» ASSIGNMENT:
The required answer is every line of the data containing the word "available".

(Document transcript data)
--

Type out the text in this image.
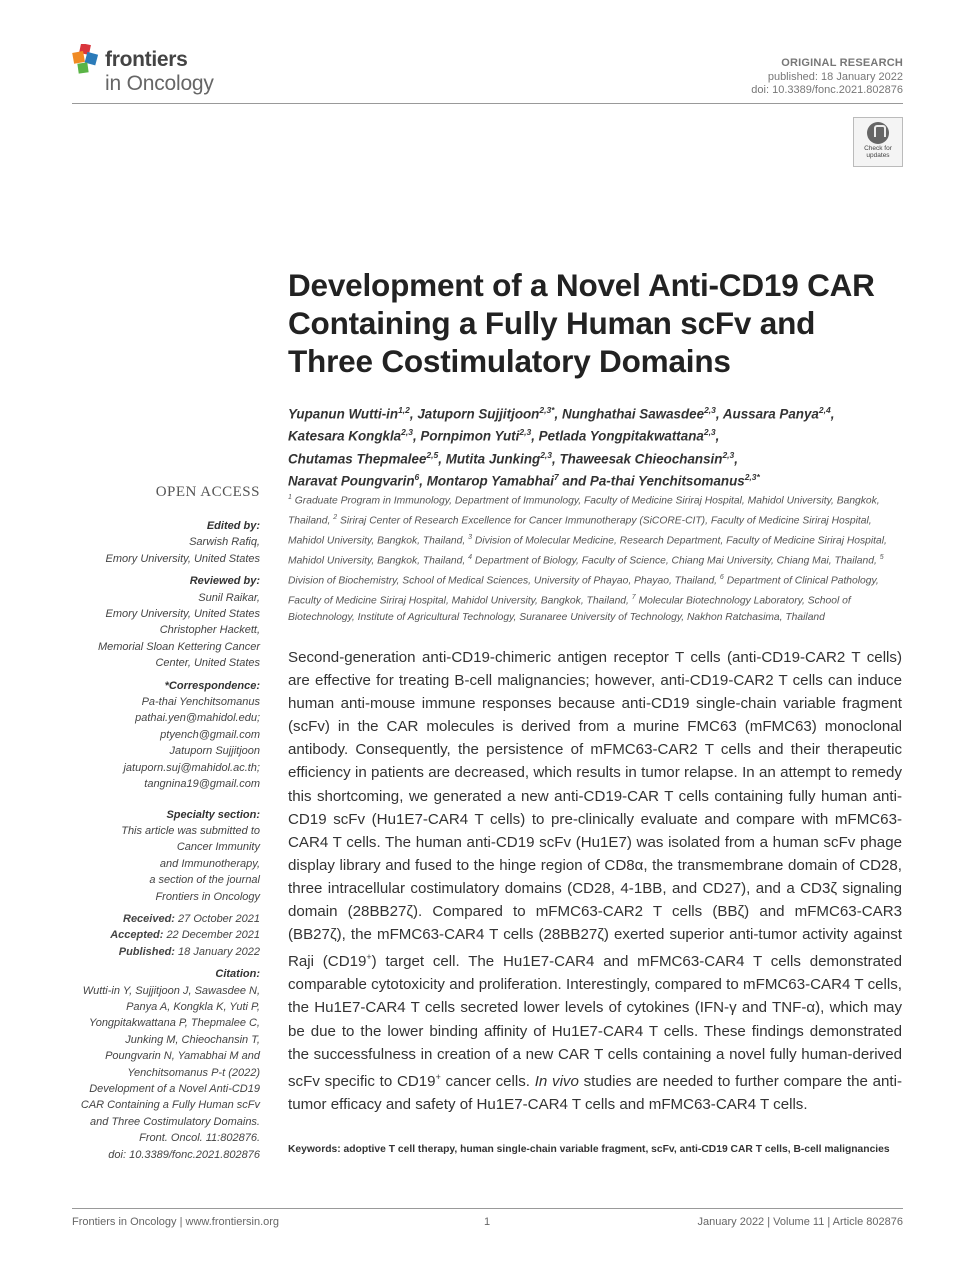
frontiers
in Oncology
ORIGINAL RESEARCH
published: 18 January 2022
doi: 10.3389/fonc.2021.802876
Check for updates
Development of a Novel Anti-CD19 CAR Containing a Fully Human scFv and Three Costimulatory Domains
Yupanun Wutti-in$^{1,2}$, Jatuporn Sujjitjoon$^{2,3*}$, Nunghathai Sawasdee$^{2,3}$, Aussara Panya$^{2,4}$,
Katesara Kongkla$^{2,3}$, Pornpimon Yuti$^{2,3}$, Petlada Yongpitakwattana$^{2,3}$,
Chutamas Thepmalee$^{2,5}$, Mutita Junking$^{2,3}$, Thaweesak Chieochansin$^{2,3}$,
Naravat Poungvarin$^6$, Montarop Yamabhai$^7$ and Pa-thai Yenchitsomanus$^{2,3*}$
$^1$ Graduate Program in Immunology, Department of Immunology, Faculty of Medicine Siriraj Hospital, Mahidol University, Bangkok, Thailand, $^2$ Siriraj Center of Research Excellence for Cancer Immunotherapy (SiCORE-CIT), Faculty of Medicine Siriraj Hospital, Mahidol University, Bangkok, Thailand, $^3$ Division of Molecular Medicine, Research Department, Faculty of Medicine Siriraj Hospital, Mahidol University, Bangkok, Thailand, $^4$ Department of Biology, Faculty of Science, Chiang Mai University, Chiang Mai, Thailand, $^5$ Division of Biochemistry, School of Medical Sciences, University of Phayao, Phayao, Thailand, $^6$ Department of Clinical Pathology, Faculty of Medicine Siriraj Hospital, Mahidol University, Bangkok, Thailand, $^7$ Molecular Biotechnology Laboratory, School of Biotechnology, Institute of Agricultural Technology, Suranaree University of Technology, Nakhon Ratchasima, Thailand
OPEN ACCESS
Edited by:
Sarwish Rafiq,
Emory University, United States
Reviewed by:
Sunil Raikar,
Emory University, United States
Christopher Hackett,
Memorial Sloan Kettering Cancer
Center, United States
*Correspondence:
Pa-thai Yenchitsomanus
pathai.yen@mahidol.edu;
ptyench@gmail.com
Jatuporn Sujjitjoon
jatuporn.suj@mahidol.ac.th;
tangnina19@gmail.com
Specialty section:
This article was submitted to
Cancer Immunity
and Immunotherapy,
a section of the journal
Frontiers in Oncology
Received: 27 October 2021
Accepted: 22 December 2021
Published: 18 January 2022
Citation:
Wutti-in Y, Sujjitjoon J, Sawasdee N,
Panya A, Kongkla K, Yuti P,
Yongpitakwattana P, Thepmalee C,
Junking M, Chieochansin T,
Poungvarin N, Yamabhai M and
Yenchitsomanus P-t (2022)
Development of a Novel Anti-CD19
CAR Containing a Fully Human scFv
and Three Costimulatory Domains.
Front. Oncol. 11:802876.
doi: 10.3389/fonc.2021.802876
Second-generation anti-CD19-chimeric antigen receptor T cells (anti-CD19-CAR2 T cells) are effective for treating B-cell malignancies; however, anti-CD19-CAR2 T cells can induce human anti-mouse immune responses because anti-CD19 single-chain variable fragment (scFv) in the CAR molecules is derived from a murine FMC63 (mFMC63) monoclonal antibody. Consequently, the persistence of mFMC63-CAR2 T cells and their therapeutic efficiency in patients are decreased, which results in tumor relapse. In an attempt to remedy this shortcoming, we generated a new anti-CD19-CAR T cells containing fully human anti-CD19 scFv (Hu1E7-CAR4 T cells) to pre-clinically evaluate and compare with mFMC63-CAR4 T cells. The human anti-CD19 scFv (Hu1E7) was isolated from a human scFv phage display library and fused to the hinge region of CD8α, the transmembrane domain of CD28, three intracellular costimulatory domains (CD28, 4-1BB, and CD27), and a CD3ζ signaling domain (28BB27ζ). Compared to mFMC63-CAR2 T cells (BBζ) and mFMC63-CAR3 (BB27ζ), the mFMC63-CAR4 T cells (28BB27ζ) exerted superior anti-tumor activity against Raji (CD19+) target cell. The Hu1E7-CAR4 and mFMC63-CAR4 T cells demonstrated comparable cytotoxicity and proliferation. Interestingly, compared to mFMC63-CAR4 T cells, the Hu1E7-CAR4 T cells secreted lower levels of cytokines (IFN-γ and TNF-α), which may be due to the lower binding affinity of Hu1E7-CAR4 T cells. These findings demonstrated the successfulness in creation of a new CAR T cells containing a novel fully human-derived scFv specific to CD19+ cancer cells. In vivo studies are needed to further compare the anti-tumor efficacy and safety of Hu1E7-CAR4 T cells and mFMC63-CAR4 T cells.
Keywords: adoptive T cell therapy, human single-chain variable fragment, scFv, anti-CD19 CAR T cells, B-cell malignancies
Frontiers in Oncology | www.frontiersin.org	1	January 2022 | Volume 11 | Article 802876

--

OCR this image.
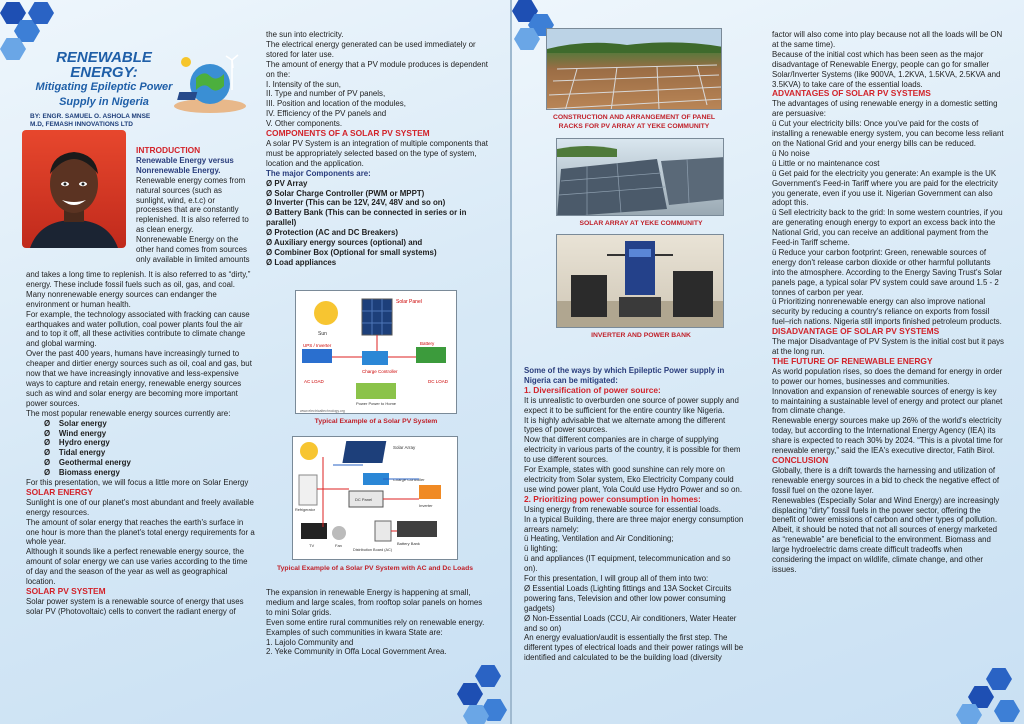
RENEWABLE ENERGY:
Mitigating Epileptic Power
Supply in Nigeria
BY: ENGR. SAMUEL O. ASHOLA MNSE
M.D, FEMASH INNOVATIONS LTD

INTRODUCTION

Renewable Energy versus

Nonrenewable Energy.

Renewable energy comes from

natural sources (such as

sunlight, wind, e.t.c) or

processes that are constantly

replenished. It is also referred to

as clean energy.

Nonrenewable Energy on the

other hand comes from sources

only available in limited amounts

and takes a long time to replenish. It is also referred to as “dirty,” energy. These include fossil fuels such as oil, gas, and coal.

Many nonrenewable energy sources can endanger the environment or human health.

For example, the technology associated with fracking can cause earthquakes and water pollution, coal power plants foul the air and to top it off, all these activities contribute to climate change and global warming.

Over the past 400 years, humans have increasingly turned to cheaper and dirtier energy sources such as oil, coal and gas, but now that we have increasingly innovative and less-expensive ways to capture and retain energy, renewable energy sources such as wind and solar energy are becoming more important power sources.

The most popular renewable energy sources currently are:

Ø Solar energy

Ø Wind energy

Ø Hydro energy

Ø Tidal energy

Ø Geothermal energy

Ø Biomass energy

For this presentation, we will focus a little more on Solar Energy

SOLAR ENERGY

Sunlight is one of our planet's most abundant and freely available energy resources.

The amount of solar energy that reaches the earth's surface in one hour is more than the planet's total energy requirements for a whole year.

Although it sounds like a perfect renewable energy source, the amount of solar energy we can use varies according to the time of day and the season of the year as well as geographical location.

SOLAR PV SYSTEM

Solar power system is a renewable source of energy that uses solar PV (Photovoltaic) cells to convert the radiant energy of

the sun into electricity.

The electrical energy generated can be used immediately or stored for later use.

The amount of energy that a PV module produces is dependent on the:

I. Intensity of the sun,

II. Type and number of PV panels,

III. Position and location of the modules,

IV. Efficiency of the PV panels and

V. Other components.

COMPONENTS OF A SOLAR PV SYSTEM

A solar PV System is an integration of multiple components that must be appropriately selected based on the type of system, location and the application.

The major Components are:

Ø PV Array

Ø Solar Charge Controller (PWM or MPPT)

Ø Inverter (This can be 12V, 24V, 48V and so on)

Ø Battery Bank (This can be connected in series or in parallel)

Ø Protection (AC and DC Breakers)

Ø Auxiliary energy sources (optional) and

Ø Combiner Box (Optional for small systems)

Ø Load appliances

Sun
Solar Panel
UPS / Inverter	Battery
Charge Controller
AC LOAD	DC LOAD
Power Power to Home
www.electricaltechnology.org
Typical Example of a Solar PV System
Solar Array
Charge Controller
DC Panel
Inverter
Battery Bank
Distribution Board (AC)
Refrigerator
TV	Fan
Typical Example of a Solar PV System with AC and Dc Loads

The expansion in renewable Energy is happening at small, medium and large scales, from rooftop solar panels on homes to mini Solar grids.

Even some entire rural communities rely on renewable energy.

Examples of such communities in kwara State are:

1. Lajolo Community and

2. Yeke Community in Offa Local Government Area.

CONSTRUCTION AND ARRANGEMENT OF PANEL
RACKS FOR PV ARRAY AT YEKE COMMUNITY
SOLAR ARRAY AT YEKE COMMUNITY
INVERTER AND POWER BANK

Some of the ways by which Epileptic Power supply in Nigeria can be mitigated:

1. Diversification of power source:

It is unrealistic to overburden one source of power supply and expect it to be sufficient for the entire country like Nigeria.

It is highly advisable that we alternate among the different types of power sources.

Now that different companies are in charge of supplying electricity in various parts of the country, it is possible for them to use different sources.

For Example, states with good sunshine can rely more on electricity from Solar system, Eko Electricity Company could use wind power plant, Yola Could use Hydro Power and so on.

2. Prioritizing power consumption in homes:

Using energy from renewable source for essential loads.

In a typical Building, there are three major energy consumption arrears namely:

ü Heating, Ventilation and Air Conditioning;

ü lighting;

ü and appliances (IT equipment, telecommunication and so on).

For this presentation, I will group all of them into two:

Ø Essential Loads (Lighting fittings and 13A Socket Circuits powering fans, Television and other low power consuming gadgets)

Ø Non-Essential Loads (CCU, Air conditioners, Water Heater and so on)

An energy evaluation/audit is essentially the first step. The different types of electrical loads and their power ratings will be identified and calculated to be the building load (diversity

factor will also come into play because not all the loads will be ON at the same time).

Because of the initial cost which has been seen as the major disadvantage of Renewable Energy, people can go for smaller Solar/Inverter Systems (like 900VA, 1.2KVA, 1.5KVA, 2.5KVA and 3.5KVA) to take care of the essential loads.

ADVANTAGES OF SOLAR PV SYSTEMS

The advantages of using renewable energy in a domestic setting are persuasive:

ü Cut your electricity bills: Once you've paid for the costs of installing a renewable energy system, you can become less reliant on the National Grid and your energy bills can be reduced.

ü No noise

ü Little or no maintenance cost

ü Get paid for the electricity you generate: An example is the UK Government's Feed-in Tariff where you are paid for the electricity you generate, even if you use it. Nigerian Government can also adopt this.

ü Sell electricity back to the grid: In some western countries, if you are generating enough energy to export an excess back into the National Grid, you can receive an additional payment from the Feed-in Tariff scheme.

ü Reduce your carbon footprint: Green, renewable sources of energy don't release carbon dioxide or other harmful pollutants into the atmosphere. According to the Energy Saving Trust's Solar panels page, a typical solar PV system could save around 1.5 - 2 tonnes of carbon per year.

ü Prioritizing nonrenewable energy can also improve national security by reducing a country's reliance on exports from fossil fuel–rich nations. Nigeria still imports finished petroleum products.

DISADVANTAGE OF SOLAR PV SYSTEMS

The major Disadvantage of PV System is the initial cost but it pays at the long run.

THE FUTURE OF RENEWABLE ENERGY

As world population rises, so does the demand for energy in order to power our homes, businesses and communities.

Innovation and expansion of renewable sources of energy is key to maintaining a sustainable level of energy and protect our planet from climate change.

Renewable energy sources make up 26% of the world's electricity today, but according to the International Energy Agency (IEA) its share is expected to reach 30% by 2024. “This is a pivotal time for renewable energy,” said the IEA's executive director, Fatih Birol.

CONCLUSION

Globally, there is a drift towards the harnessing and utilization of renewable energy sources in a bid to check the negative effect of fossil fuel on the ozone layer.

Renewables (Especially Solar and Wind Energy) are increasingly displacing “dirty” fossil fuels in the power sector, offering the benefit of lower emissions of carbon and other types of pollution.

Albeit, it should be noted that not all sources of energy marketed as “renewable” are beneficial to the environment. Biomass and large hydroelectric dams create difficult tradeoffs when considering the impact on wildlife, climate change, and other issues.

--

» PROBLEM SOLUTION:
only available in limited amounts
Sunlight is one of our planet's most abundant and freely available energy resources.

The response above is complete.